• [Input rows]:
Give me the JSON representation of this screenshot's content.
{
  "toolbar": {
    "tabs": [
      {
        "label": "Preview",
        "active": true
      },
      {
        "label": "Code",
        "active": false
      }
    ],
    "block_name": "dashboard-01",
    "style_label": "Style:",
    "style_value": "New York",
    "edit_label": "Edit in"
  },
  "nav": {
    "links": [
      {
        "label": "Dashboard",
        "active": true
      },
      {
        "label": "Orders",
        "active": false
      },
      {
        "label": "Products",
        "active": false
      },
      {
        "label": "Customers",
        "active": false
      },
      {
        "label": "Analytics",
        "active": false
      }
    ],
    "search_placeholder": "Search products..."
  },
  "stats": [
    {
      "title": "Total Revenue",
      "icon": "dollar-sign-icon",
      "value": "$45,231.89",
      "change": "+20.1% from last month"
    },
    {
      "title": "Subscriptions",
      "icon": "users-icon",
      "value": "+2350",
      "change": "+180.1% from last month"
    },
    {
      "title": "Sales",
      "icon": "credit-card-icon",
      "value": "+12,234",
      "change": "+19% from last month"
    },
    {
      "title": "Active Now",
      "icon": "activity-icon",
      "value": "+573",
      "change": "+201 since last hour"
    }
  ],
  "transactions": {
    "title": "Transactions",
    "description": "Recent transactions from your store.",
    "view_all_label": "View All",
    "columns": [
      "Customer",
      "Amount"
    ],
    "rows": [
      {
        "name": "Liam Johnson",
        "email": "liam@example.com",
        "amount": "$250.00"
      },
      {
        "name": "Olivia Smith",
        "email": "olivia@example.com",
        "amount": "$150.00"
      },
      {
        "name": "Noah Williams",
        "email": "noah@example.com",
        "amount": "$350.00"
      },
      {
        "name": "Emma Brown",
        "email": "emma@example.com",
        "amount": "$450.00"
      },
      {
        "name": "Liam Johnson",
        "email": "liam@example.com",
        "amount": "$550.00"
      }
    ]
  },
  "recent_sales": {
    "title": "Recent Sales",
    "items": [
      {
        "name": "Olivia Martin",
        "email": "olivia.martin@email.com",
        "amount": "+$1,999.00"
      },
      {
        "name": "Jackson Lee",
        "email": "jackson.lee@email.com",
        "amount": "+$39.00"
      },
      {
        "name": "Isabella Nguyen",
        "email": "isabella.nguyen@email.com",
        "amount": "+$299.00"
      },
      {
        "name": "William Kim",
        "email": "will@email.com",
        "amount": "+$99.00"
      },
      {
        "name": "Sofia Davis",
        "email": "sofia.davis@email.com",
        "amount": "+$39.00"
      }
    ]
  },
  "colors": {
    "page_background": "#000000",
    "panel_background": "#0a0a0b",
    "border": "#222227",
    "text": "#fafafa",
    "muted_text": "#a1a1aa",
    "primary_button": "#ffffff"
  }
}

• [Written request]: Extract the complete listing above, reproducing each line exactly.

• [Exercise answer]:
Give me the JSON representation of this screenshot's content.
{
  "toolbar": {
    "tabs": [
      {
        "label": "Preview",
        "active": true
      },
      {
        "label": "Code",
        "active": false
      }
    ],
    "block_name": "dashboard-01",
    "style_label": "Style:",
    "style_value": "New York",
    "edit_label": "Edit in"
  },
  "nav": {
    "links": [
      {
        "label": "Dashboard",
        "active": true
      },
      {
        "label": "Orders",
        "active": false
      },
      {
        "label": "Products",
        "active": false
      },
      {
        "label": "Customers",
        "active": false
      },
      {
        "label": "Analytics",
        "active": false
      }
    ],
    "search_placeholder": "Search products..."
  },
  "stats": [
    {
      "title": "Total Revenue",
      "icon": "dollar-sign-icon",
      "value": "$45,231.89",
      "change": "+20.1% from last month"
    },
    {
      "title": "Subscriptions",
      "icon": "users-icon",
      "value": "+2350",
      "change": "+180.1% from last month"
    },
    {
      "title": "Sales",
      "icon": "credit-card-icon",
      "value": "+12,234",
      "change": "+19% from last month"
    },
    {
      "title": "Active Now",
      "icon": "activity-icon",
      "value": "+573",
      "change": "+201 since last hour"
    }
  ],
  "transactions": {
    "title": "Transactions",
    "description": "Recent transactions from your store.",
    "view_all_label": "View All",
    "columns": [
      "Customer",
      "Amount"
    ],
    "rows": [
      {
        "name": "Liam Johnson",
        "email": "liam@example.com",
        "amount": "$250.00"
      },
      {
        "name": "Olivia Smith",
        "email": "olivia@example.com",
        "amount": "$150.00"
      },
      {
        "name": "Noah Williams",
        "email": "noah@example.com",
        "amount": "$350.00"
      },
      {
        "name": "Emma Brown",
        "email": "emma@example.com",
        "amount": "$450.00"
      },
      {
        "name": "Liam Johnson",
        "email": "liam@example.com",
        "amount": "$550.00"
      }
    ]
  },
  "recent_sales": {
    "title": "Recent Sales",
    "items": [
      {
        "name": "Olivia Martin",
        "email": "olivia.martin@email.com",
        "amount": "+$1,999.00"
      },
      {
        "name": "Jackson Lee",
        "email": "jackson.lee@email.com",
        "amount": "+$39.00"
      },
      {
        "name": "Isabella Nguyen",
        "email": "isabella.nguyen@email.com",
        "amount": "+$299.00"
      },
      {
        "name": "William Kim",
        "email": "will@email.com",
        "amount": "+$99.00"
      },
      {
        "name": "Sofia Davis",
        "email": "sofia.davis@email.com",
        "amount": "+$39.00"
      }
    ]
  },
  "colors": {
    "page_background": "#000000",
    "panel_background": "#0a0a0b",
    "border": "#222227",
    "text": "#fafafa",
    "muted_text": "#a1a1aa",
    "primary_button": "#ffffff"
  }
}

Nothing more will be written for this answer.